* EXERCISE PROMPT
Omit the pictures, then reproduce every remaining record exactly.

(Figure data in JSON)
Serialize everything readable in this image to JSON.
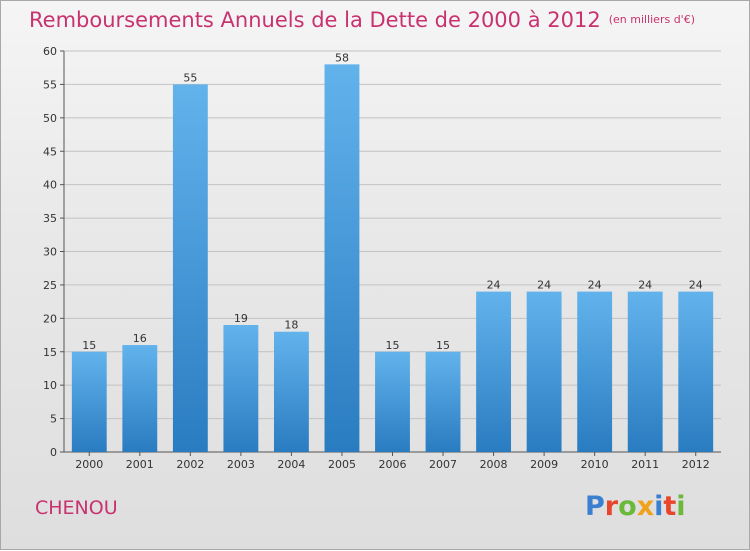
{
  "header": {
    "title": "Remboursements Annuels de la Dette de 2000 à 2012",
    "unit": "(en milliers d'€)"
  },
  "footer": {
    "place": "CHENOU",
    "logo_text": "Proxiti",
    "logo_colors": [
      "#3a7fd0",
      "#e8452c",
      "#6bb83a",
      "#f0a21c",
      "#3a7fd0",
      "#e8452c",
      "#6bb83a"
    ]
  },
  "colors": {
    "accent": "#c8326e",
    "bar_light": "#62b3ec",
    "bar_dark": "#2a7cc1",
    "grid": "#c2c2c2"
  },
  "chart_data": {
    "type": "bar",
    "title": "Remboursements Annuels de la Dette de 2000 à 2012",
    "ylabel": "(en milliers d'€)",
    "categories": [
      "2000",
      "2001",
      "2002",
      "2003",
      "2004",
      "2005",
      "2006",
      "2007",
      "2008",
      "2009",
      "2010",
      "2011",
      "2012"
    ],
    "values": [
      15,
      16,
      55,
      19,
      18,
      58,
      15,
      15,
      24,
      24,
      24,
      24,
      24
    ],
    "ylim": [
      0,
      60
    ],
    "yticks": [
      0,
      5,
      10,
      15,
      20,
      25,
      30,
      35,
      40,
      45,
      50,
      55,
      60
    ],
    "grid": true
  }
}
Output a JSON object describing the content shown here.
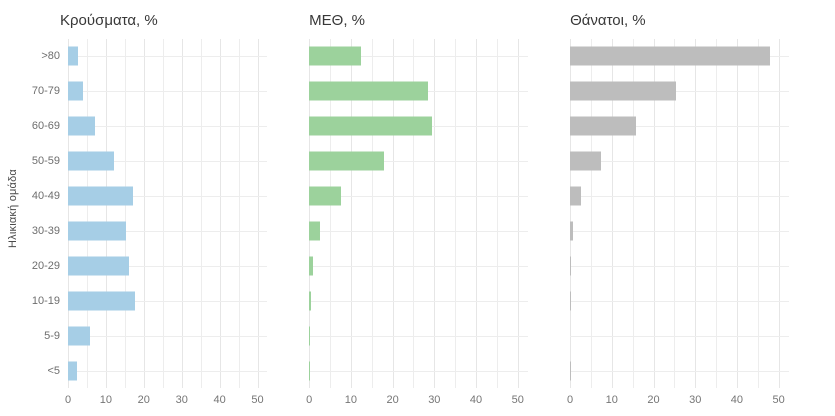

* CORRECT OUTPUT
Serialize everything readable in this image to JSON.
{
  "header": {
    "title": "Remboursements Annuels de la Dette de 2000 à 2012",
    "unit": "(en milliers d'€)"
  },
  "footer": {
    "place": "CHENOU",
    "logo_text": "Proxiti",
    "logo_colors": [
      "#3a7fd0",
      "#e8452c",
      "#6bb83a",
      "#f0a21c",
      "#3a7fd0",
      "#e8452c",
      "#6bb83a"
    ]
  },
  "colors": {
    "accent": "#c8326e",
    "bar_light": "#62b3ec",
    "bar_dark": "#2a7cc1",
    "grid": "#c2c2c2"
  },
  "chart_data": {
    "type": "bar",
    "title": "Remboursements Annuels de la Dette de 2000 à 2012",
    "ylabel": "(en milliers d'€)",
    "categories": [
      "2000",
      "2001",
      "2002",
      "2003",
      "2004",
      "2005",
      "2006",
      "2007",
      "2008",
      "2009",
      "2010",
      "2011",
      "2012"
    ],
    "values": [
      15,
      16,
      55,
      19,
      18,
      58,
      15,
      15,
      24,
      24,
      24,
      24,
      24
    ],
    "ylim": [
      0,
      60
    ],
    "yticks": [
      0,
      5,
      10,
      15,
      20,
      25,
      30,
      35,
      40,
      45,
      50,
      55,
      60
    ],
    "grid": true
  }
}
Output a JSON object describing the content shown here.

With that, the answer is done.